### INSTRUCTION
Copy each line of the records that contains the word "structured".

### MATERIAL FOR THE TASK
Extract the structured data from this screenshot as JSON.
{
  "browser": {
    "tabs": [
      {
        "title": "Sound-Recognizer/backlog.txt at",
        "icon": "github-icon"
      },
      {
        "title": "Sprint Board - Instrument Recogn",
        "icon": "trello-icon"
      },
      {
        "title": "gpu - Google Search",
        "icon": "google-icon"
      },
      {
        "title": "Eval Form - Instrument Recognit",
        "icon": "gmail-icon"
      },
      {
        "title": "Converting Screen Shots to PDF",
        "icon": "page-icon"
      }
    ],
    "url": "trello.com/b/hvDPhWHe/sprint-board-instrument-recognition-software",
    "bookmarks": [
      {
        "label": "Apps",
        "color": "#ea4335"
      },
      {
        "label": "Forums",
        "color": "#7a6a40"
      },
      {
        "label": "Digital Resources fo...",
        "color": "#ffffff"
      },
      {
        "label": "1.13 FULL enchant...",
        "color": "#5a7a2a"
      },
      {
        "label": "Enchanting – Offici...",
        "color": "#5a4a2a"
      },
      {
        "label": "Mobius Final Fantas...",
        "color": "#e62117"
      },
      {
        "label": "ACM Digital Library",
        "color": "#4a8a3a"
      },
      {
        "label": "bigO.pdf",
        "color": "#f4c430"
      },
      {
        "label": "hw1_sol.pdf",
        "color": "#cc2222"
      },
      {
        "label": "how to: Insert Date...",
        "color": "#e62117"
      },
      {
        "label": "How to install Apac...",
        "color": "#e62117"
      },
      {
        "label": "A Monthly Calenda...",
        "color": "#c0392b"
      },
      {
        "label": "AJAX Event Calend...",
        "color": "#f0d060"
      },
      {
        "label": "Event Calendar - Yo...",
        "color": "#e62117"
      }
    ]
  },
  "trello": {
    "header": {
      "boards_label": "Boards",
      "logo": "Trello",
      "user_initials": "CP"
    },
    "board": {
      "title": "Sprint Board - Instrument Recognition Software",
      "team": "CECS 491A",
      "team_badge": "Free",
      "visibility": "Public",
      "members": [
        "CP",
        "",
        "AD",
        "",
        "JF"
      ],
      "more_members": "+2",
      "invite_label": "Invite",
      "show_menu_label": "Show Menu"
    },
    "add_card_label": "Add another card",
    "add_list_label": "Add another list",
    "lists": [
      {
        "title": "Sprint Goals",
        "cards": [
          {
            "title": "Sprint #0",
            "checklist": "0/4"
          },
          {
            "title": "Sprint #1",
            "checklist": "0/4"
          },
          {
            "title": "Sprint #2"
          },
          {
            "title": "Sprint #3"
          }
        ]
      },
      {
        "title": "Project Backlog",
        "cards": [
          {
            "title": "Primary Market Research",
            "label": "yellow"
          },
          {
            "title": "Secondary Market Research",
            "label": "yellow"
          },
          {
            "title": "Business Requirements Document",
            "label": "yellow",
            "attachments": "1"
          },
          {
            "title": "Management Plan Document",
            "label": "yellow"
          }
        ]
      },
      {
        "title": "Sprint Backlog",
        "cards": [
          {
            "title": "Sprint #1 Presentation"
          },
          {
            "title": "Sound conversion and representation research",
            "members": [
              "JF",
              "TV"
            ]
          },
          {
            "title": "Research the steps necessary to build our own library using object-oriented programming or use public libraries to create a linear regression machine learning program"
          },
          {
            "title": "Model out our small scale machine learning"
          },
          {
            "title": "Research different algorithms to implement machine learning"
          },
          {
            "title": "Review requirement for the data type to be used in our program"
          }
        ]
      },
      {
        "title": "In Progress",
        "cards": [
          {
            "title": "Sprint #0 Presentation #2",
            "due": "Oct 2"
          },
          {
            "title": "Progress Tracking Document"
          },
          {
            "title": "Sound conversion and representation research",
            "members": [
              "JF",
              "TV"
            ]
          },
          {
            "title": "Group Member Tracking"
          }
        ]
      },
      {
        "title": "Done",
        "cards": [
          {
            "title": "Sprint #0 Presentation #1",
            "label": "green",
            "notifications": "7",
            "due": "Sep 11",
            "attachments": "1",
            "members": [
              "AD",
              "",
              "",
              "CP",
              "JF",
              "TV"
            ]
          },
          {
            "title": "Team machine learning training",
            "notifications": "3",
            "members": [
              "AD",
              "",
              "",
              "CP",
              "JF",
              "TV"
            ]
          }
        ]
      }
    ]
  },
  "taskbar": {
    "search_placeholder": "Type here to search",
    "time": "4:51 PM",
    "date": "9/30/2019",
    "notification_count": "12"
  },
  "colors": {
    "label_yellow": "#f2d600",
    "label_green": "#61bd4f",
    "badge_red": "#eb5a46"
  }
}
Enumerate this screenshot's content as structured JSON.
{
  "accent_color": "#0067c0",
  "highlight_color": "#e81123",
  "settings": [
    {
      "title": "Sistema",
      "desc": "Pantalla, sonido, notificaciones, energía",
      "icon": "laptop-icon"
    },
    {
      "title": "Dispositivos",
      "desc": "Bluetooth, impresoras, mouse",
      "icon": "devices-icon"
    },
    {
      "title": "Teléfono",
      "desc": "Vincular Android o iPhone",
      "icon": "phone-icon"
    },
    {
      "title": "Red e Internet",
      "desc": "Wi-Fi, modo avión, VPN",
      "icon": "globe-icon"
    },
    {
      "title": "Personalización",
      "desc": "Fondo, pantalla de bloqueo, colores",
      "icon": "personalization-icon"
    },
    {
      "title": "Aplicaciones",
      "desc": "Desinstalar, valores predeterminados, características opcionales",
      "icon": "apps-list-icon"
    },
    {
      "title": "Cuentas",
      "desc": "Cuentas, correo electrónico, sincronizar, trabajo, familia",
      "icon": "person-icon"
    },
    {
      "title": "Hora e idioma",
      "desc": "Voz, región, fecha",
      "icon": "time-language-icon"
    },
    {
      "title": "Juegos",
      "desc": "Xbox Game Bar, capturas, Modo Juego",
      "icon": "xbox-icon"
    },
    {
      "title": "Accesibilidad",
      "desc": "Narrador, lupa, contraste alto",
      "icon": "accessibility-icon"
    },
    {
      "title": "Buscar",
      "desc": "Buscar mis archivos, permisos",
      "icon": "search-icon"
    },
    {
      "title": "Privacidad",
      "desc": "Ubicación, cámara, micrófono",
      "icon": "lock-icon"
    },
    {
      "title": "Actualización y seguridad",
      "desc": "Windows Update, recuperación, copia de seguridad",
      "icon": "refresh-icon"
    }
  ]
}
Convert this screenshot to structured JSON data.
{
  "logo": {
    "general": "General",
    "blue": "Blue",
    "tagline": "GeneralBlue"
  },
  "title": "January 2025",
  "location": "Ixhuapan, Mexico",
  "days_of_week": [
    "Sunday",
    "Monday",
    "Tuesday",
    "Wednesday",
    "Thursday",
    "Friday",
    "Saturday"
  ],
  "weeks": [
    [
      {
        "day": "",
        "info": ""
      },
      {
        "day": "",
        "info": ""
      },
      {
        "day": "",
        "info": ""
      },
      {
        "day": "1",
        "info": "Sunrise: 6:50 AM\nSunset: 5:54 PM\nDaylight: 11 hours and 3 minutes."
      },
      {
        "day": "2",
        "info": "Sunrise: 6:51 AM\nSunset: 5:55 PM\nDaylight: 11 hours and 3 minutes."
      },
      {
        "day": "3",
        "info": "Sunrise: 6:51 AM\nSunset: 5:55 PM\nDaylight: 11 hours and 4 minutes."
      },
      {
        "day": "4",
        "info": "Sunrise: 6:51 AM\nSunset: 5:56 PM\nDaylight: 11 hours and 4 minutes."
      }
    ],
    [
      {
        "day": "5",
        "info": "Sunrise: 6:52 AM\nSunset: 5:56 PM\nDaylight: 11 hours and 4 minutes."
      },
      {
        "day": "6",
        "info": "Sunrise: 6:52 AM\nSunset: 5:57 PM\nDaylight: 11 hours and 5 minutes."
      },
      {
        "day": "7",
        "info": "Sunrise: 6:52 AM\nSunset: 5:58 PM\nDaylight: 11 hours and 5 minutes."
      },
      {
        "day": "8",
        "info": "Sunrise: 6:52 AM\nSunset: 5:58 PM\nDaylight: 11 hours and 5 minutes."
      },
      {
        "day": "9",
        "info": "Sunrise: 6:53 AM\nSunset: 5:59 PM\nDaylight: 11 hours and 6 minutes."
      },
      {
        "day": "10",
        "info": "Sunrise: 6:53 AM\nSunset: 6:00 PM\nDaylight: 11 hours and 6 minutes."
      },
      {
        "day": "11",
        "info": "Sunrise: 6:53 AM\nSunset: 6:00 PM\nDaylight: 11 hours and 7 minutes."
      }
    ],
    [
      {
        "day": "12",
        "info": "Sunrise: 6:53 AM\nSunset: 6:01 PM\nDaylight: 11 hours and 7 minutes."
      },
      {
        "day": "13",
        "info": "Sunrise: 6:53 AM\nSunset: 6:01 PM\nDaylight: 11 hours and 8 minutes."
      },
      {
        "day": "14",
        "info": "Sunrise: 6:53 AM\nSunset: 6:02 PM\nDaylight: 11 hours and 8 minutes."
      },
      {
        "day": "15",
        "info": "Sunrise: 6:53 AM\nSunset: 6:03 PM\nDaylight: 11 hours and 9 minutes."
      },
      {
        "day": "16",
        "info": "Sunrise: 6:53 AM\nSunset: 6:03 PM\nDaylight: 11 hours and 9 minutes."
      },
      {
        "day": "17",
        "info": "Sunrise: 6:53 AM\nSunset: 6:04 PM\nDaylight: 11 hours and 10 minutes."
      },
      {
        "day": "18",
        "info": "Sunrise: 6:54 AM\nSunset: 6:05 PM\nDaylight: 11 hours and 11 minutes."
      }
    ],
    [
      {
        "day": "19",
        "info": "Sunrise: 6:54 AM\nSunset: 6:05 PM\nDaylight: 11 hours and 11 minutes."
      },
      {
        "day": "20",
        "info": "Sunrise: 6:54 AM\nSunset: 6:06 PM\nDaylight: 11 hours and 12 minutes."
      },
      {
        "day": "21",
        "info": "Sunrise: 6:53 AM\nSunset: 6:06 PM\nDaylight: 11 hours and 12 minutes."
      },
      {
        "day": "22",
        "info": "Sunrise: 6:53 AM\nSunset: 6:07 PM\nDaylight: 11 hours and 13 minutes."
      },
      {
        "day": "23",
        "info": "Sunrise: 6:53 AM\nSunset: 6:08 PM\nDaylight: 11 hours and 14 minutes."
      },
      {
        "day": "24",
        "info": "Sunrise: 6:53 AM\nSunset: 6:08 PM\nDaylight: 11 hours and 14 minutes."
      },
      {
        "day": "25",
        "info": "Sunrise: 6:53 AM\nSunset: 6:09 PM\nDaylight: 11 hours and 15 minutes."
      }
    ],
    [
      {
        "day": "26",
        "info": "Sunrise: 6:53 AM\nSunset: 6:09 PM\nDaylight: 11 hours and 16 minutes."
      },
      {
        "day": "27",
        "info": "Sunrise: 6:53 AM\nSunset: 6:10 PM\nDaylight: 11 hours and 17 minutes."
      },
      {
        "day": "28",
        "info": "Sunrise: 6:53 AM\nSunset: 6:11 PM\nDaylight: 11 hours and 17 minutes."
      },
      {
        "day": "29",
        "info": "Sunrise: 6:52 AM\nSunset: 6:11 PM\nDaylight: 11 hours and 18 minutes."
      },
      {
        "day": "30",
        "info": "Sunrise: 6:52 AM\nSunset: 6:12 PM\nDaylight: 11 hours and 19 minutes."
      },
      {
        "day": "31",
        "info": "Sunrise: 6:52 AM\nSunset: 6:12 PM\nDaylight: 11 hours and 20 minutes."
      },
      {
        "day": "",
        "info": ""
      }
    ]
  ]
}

### RESPONSE
Extract the structured data from this screenshot as JSON.
Enumerate this screenshot's content as structured JSON.
Convert this screenshot to structured JSON data.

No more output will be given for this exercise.